[Some records]
━━━━━━━━━━━━━━━━━━━━━━━━━━━━━━

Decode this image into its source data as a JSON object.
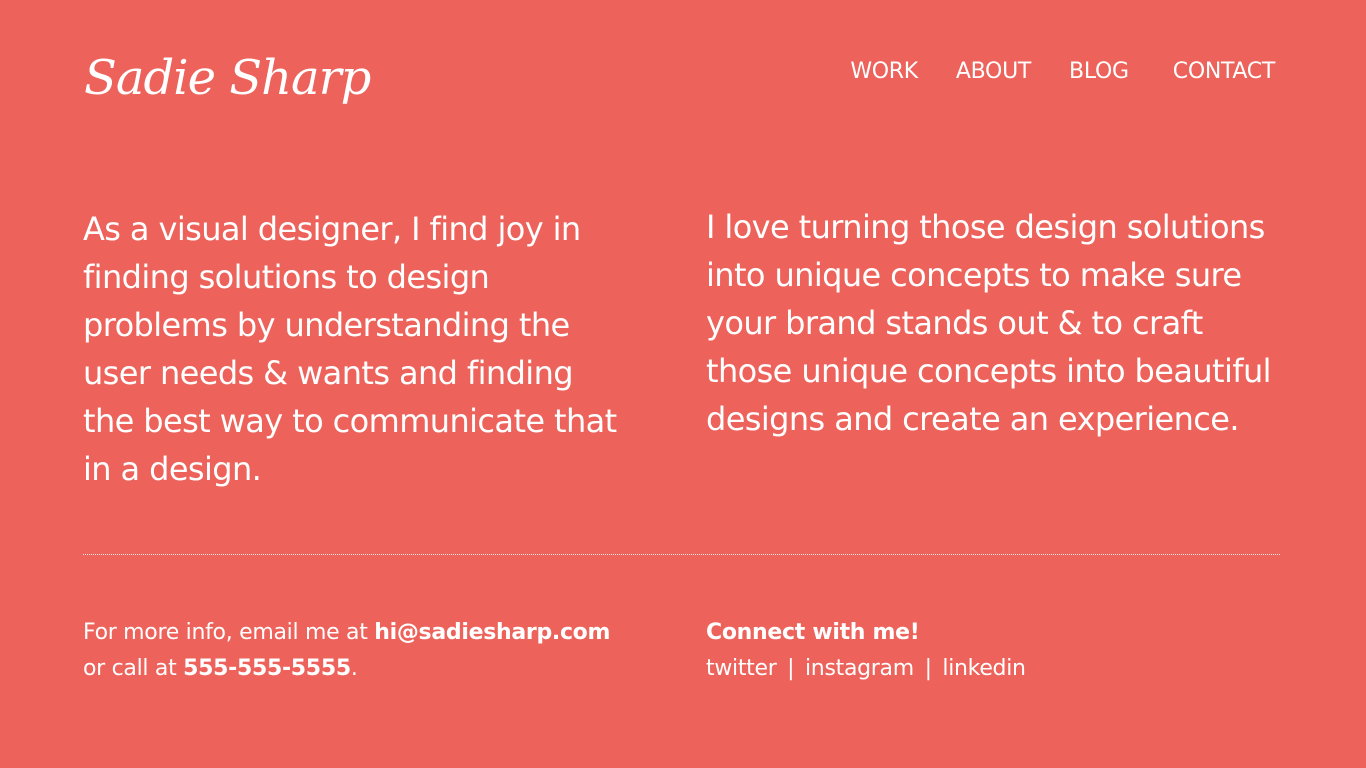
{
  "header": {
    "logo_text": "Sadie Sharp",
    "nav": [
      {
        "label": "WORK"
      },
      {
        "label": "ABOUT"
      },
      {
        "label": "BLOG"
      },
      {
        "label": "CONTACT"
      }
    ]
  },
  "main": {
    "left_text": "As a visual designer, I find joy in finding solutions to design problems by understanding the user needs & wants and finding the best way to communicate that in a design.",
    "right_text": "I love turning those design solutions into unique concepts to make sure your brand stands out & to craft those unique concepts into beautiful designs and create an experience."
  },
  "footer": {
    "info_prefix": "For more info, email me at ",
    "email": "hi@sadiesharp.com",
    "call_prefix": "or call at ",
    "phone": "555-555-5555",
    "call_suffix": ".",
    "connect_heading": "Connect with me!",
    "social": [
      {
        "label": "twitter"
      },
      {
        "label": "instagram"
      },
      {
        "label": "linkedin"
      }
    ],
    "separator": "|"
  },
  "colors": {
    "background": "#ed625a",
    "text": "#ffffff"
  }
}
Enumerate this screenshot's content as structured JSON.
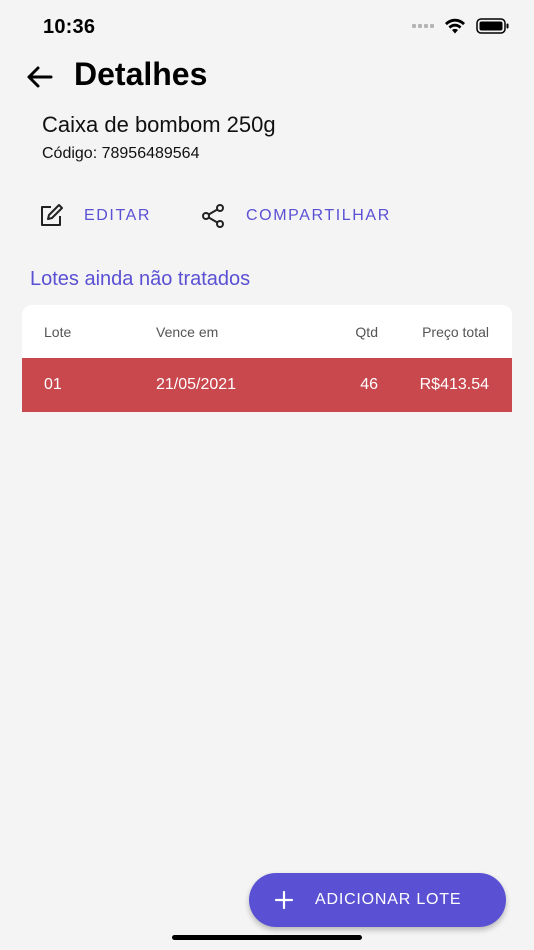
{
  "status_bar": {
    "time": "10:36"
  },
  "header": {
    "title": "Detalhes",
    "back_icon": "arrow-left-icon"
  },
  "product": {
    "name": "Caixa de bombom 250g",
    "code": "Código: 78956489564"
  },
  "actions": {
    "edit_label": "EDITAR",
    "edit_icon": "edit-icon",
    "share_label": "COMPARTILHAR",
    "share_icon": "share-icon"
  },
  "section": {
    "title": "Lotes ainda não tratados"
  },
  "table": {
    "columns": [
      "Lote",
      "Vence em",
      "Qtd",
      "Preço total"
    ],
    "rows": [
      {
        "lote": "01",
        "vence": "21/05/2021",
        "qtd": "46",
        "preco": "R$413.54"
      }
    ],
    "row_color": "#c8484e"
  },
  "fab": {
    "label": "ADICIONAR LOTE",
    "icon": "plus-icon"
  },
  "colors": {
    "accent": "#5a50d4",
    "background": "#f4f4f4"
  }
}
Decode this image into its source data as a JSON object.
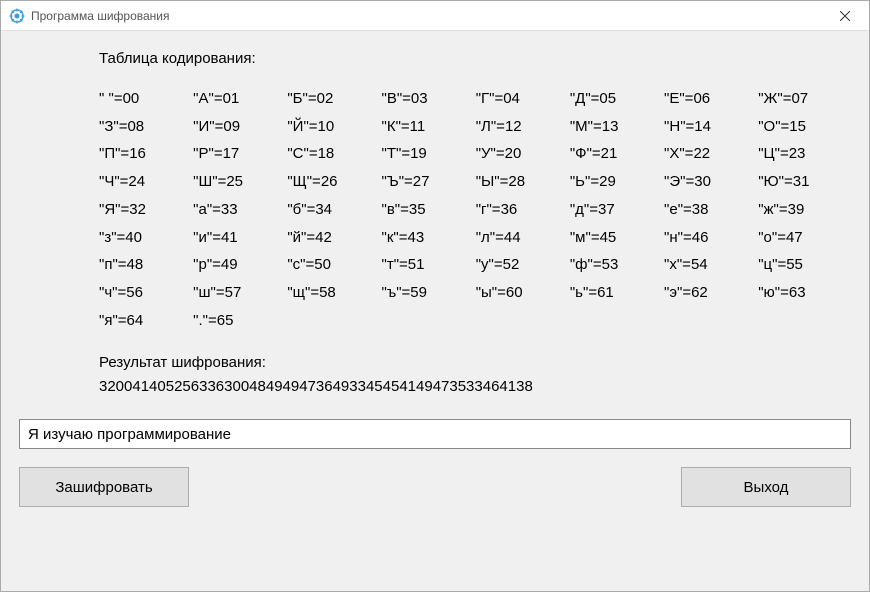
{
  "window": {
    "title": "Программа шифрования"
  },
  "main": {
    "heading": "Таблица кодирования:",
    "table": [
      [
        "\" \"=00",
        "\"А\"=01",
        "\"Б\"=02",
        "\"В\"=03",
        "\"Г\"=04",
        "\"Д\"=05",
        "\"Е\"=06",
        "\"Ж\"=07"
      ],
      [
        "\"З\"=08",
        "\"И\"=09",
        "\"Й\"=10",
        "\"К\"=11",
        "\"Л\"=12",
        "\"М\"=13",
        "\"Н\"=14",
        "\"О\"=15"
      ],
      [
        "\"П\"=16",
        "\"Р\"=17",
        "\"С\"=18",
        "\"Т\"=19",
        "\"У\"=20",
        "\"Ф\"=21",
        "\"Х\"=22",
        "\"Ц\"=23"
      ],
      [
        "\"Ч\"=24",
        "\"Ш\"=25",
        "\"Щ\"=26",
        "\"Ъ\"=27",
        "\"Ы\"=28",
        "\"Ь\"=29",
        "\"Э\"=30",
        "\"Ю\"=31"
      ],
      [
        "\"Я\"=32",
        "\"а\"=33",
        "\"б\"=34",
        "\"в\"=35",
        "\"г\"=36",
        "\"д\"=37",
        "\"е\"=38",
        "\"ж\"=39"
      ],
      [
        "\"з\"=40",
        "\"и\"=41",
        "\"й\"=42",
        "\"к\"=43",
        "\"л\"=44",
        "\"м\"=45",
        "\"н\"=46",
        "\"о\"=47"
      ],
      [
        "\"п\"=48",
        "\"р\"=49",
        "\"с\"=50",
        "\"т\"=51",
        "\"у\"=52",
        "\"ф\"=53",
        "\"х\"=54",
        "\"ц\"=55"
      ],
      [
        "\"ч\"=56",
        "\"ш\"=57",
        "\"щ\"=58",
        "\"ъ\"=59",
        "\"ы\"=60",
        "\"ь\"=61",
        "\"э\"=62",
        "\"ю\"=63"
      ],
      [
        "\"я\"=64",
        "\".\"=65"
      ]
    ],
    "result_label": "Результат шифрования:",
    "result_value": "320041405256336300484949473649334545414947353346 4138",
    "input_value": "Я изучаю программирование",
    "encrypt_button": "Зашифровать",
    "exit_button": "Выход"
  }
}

━━━━━━━━━━━━━━━━━━━━━━━━━━━━━━

## Your goal
Copy every single line of the material above that holds "email".

## Exercise output
    "info_prefix": "For more info, email me at ",
    "email": "hi@sadiesharp.com",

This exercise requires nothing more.